== DATI GREZZI ==
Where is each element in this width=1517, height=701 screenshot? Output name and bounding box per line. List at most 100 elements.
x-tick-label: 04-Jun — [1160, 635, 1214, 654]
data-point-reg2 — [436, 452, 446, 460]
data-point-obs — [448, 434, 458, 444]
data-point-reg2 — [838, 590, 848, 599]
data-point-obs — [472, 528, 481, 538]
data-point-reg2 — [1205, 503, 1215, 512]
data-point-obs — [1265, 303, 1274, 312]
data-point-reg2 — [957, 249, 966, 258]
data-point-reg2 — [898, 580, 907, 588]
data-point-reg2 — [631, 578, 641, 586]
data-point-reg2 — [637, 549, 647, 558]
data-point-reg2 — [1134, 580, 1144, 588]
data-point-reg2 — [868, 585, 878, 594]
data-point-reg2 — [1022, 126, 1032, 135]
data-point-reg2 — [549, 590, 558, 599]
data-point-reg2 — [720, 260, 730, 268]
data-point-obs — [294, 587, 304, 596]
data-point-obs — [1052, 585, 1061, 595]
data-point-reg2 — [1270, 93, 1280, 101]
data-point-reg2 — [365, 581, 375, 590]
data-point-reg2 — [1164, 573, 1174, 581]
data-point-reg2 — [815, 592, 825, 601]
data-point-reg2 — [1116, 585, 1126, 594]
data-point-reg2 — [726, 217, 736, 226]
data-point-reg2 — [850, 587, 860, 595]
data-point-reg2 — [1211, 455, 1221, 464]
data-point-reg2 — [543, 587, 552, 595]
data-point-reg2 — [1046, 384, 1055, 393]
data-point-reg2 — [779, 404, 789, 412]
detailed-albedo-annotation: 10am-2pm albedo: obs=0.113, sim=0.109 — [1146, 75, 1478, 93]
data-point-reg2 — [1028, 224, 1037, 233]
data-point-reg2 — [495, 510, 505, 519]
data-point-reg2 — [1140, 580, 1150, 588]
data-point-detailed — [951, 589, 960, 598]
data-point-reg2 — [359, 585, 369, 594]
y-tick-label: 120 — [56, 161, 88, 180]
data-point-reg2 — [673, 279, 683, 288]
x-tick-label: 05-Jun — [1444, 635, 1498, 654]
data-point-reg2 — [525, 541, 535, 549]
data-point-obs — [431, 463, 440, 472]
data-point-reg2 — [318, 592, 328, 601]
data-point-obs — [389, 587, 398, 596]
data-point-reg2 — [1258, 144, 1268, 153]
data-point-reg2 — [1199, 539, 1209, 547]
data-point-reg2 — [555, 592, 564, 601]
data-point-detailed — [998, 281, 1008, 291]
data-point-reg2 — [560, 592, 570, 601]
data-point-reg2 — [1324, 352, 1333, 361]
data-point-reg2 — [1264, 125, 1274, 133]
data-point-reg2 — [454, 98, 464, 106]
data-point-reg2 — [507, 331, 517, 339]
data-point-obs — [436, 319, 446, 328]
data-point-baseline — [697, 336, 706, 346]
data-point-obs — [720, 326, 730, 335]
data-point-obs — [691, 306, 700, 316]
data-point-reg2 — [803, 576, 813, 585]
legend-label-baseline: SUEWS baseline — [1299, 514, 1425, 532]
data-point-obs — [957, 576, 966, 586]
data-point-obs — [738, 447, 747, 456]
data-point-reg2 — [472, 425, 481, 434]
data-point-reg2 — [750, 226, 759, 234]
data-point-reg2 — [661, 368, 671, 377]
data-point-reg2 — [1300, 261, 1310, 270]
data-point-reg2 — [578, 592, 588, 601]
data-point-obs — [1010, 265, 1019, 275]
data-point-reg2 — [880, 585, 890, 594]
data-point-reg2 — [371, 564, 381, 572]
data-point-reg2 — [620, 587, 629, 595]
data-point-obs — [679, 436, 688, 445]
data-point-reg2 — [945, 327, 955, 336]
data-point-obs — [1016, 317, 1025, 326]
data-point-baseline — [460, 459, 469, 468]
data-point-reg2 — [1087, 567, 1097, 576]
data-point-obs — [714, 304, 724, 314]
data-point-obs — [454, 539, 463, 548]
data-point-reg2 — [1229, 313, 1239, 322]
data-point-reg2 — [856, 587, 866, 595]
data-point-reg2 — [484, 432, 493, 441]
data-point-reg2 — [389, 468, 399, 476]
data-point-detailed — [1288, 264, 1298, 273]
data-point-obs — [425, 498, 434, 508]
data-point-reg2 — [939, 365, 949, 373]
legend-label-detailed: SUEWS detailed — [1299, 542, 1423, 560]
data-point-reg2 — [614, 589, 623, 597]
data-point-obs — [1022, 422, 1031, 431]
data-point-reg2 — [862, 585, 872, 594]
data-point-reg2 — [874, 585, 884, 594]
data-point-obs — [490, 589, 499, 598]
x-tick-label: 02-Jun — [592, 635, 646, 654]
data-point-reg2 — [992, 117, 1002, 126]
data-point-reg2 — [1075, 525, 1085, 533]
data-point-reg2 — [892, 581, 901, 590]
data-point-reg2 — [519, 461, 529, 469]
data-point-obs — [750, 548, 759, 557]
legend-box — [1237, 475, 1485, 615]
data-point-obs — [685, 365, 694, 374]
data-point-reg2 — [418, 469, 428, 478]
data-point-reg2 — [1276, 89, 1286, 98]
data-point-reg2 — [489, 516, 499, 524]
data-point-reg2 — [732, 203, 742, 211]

== CONSEGNA ==
Trascrivi in forma di tabella Markdown le righe che vanno dall'inizio fino a quella che contiene "data-point-reg2 — [720, 260, 730, 268]", inclusa, con le colonne "Nr" (numero progressivo) e "Riga" (il testo della riga). Tralascia le righe vuote.

== SOLUZIONE ==
| Nr | Riga |
|---|---|
| 1 | Where is each element in this width=1517, height=701 screenshot? Output name and bounding box per line. List at most 100 elements. |
| 2 | x-tick-label: 04-Jun — [1160, 635, 1214, 654] |
| 3 | data-point-reg2 — [436, 452, 446, 460] |
| 4 | data-point-obs — [448, 434, 458, 444] |
| 5 | data-point-reg2 — [838, 590, 848, 599] |
| 6 | data-point-obs — [472, 528, 481, 538] |
| 7 | data-point-reg2 — [1205, 503, 1215, 512] |
| 8 | data-point-obs — [1265, 303, 1274, 312] |
| 9 | data-point-reg2 — [957, 249, 966, 258] |
| 10 | data-point-reg2 — [898, 580, 907, 588] |
| 11 | data-point-reg2 — [631, 578, 641, 586] |
| 12 | data-point-reg2 — [637, 549, 647, 558] |
| 13 | data-point-reg2 — [1134, 580, 1144, 588] |
| 14 | data-point-reg2 — [868, 585, 878, 594] |
| 15 | data-point-reg2 — [1022, 126, 1032, 135] |
| 16 | data-point-reg2 — [549, 590, 558, 599] |
| 17 | data-point-reg2 — [720, 260, 730, 268] |